§ Task
Tell how many lines in these records contain the string "наделении", with only the number as the reply.

§ Dataset rows
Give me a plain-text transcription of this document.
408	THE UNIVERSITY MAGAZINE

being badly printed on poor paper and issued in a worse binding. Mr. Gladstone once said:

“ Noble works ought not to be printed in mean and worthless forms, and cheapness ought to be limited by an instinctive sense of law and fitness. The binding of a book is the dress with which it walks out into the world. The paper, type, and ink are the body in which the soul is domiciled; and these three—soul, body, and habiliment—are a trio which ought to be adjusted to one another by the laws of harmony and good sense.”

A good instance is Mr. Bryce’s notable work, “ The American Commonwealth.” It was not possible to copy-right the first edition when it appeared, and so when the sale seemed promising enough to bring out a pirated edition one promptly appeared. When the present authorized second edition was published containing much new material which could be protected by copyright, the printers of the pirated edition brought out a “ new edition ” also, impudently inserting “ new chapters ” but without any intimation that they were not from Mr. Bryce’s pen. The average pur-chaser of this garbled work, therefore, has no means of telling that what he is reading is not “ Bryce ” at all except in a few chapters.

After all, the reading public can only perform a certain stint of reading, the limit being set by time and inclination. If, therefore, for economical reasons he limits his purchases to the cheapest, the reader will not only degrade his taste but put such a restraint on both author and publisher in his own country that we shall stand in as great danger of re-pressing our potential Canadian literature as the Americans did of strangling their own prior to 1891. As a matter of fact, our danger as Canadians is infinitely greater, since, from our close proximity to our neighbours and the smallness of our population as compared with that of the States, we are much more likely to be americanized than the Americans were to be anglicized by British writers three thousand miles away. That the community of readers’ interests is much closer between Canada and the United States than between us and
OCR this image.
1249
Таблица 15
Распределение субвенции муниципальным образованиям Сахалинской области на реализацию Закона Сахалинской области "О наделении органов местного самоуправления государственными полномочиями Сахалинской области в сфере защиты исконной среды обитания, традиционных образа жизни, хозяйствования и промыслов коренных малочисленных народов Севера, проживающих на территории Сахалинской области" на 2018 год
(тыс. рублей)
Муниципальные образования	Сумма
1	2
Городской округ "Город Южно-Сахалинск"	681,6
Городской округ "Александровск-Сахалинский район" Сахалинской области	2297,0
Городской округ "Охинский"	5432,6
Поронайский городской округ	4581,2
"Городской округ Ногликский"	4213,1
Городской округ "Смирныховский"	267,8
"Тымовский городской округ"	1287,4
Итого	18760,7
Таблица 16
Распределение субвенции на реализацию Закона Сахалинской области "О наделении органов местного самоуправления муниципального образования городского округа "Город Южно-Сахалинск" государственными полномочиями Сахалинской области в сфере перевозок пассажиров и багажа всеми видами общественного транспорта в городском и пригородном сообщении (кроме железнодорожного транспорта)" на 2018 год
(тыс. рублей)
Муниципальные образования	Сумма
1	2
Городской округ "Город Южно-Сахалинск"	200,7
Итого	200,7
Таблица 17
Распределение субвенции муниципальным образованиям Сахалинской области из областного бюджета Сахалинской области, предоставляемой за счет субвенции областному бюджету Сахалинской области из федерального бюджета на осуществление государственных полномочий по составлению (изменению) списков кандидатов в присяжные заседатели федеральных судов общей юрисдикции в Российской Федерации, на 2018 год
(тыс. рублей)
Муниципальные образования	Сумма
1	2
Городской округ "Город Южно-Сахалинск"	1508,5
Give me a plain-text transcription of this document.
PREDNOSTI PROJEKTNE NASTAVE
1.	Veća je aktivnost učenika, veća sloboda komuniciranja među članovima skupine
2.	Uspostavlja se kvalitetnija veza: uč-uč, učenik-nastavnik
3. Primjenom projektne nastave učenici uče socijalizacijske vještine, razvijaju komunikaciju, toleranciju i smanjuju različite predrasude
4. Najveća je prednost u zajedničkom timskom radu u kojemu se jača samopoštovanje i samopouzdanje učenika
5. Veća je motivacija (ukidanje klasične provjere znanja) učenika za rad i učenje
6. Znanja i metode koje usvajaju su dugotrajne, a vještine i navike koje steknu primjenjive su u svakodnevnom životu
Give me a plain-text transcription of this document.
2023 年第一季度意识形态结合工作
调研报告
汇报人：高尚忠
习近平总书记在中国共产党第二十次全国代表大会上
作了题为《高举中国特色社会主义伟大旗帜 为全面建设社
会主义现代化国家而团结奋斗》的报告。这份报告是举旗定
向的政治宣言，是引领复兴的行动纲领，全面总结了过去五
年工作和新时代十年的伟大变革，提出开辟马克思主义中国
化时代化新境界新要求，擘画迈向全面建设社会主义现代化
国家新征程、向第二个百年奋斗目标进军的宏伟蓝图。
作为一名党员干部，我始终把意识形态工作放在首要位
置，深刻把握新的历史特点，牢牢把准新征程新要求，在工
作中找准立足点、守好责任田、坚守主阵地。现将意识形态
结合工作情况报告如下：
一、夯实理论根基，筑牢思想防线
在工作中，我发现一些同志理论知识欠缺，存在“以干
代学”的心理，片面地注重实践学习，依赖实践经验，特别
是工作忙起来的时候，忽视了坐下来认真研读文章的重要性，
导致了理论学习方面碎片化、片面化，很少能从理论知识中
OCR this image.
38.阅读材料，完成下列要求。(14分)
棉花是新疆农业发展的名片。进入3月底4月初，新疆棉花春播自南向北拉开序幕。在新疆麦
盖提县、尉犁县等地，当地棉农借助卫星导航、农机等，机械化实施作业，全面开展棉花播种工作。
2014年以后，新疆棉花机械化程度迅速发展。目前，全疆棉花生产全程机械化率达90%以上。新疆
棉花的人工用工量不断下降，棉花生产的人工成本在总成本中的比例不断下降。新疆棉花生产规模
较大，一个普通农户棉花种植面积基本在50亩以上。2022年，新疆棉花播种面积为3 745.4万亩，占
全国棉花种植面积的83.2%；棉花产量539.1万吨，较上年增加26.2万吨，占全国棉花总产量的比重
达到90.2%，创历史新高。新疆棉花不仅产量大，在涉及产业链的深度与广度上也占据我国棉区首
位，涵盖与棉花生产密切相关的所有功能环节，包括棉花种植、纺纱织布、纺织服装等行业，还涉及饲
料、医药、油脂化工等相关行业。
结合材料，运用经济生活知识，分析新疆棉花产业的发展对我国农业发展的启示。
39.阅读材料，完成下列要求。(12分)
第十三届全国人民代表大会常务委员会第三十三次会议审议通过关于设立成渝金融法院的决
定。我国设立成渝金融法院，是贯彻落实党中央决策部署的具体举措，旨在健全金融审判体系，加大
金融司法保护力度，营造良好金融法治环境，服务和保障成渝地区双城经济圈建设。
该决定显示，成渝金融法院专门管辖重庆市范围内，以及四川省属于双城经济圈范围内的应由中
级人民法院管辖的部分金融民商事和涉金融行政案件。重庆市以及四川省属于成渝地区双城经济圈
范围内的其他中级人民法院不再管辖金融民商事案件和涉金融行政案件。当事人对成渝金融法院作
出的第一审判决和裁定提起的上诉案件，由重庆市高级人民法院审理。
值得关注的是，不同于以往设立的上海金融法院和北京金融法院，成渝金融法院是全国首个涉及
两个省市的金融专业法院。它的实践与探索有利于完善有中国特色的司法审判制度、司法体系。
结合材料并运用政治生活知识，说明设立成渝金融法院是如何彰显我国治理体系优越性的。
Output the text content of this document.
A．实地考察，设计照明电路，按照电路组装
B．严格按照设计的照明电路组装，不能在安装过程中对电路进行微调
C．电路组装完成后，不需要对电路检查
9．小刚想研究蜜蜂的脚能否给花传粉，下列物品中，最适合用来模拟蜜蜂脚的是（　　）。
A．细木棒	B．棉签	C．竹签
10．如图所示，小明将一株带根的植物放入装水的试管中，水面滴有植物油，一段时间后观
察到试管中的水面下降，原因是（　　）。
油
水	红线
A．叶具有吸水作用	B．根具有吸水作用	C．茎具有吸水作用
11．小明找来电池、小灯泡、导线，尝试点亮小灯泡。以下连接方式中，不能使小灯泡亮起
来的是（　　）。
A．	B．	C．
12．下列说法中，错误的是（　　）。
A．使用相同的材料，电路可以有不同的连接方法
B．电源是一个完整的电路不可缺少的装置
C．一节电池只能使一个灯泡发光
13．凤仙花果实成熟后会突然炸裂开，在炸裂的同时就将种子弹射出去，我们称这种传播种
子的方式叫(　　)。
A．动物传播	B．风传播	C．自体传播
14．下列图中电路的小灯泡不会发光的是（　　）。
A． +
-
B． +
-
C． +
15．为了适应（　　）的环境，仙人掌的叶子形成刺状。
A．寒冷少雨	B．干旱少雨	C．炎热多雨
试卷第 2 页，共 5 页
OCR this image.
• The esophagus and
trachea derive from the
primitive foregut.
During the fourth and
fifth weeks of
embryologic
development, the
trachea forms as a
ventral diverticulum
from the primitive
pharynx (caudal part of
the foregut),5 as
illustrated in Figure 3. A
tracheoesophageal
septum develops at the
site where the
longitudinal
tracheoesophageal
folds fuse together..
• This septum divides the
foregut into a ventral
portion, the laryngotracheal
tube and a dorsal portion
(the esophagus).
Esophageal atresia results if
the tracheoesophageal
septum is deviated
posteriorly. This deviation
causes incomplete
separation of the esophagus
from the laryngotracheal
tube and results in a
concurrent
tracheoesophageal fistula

§ Response to the exercise
2